▸ Task objective
Search the records for "these". Copy every line where it appears.

▸ Supplied data

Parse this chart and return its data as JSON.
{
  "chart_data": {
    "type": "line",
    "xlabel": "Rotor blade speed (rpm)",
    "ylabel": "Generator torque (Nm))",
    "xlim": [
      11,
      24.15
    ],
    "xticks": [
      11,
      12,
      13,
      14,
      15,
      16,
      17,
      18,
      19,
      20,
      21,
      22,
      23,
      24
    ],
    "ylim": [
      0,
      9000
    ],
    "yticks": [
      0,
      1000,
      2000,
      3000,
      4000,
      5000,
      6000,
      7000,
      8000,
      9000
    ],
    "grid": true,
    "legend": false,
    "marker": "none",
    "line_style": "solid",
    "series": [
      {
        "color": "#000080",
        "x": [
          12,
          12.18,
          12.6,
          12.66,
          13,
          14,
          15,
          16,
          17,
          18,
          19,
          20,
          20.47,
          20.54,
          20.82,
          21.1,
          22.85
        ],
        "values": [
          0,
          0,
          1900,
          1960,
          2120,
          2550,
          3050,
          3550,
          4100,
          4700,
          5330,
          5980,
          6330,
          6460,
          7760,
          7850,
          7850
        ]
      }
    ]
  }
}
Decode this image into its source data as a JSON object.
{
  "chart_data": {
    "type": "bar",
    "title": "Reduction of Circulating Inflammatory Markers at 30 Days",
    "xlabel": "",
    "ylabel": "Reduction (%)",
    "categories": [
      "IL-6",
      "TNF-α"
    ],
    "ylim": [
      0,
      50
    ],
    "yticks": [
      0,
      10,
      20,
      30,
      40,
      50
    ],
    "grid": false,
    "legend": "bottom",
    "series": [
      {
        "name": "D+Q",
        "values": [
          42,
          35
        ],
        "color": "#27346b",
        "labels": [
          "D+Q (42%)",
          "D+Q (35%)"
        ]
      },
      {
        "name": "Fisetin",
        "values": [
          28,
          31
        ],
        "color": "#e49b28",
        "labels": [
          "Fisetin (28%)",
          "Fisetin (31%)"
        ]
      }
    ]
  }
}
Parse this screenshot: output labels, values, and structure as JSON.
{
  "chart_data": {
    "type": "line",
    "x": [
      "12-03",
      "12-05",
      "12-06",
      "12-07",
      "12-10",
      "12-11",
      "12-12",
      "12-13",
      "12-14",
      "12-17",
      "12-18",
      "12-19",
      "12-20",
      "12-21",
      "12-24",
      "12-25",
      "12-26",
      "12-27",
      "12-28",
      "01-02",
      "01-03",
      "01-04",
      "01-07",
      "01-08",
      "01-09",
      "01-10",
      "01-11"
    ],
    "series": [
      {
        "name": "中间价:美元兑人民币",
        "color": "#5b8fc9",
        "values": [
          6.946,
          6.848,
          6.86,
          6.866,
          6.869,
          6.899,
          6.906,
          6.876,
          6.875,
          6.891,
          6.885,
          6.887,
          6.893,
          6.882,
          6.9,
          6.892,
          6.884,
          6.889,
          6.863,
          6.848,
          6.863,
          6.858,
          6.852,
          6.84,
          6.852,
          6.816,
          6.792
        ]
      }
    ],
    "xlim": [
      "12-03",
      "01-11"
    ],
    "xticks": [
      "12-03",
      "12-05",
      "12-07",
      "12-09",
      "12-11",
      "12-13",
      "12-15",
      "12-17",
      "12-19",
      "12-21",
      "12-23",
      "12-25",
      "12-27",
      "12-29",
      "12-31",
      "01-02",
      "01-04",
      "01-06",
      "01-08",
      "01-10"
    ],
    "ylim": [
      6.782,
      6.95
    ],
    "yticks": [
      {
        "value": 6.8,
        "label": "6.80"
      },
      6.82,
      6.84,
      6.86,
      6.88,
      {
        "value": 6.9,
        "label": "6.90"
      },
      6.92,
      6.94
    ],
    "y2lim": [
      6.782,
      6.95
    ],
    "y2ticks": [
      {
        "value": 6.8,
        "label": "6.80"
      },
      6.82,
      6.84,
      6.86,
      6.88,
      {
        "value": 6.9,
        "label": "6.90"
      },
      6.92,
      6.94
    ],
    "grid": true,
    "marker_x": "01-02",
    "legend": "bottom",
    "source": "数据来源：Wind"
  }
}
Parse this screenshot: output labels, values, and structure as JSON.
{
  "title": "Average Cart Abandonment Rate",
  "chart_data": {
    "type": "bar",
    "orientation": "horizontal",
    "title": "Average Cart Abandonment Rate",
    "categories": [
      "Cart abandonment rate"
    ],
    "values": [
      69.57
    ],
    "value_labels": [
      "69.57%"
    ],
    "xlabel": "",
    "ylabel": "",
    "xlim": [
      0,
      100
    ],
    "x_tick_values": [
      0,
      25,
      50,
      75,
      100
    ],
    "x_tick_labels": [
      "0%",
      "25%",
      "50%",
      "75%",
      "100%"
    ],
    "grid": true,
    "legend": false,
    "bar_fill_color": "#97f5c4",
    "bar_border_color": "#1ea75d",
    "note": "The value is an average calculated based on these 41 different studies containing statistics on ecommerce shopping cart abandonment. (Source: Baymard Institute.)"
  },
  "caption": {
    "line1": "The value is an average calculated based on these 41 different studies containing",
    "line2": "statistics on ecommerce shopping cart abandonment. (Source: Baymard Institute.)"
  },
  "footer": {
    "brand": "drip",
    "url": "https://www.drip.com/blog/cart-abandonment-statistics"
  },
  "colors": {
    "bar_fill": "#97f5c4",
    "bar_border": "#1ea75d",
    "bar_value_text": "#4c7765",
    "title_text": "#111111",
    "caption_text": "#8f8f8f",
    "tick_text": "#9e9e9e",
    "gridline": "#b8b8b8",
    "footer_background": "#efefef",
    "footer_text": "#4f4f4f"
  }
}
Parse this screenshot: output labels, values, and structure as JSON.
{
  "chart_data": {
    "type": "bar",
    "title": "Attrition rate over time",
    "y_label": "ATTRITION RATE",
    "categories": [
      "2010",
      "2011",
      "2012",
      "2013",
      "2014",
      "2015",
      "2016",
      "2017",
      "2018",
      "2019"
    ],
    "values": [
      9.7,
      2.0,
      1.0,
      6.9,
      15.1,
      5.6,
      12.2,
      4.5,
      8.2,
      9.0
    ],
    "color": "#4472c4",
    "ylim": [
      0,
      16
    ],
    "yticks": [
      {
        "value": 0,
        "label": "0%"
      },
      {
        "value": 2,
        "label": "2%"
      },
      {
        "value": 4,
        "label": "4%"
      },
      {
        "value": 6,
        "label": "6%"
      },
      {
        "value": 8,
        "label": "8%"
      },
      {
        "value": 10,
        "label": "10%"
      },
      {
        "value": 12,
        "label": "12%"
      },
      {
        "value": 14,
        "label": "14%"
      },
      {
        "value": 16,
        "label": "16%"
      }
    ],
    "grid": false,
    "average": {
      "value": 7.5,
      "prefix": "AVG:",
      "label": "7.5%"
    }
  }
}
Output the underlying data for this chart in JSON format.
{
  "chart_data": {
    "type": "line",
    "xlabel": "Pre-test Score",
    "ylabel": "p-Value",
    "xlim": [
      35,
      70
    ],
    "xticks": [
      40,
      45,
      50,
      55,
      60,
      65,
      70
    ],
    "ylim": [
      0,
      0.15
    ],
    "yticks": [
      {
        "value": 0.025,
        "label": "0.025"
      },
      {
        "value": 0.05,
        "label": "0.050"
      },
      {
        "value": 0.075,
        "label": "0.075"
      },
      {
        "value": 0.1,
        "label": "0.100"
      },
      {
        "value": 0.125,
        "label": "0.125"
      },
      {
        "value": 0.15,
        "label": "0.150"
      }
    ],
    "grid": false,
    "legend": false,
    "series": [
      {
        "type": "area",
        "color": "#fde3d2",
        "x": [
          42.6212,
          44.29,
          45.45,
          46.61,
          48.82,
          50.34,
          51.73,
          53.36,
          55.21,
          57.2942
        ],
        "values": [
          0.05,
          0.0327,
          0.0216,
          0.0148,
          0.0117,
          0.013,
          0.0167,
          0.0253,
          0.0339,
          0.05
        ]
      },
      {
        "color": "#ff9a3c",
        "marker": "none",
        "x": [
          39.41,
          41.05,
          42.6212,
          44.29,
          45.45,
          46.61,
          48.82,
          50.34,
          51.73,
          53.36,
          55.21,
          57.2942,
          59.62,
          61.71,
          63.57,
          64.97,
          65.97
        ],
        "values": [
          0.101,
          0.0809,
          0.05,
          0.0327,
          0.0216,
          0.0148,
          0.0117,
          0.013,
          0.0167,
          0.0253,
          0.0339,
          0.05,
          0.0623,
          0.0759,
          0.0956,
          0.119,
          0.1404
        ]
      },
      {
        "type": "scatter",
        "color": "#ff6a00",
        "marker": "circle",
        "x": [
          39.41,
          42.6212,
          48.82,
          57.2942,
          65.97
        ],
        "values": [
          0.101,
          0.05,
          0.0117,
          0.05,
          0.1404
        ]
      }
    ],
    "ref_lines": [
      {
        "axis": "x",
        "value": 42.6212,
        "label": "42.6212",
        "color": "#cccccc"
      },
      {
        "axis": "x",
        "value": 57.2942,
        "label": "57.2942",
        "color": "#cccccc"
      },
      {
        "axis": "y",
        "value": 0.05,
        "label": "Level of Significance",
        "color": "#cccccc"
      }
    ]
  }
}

▸ The result
    "note": "The value is an average calculated based on these 41 different studies containing statistics on ecommerce shopping cart abandonment. (Source: Baymard Institute.)"
    "line1": "The value is an average calculated based on these 41 different studies containing",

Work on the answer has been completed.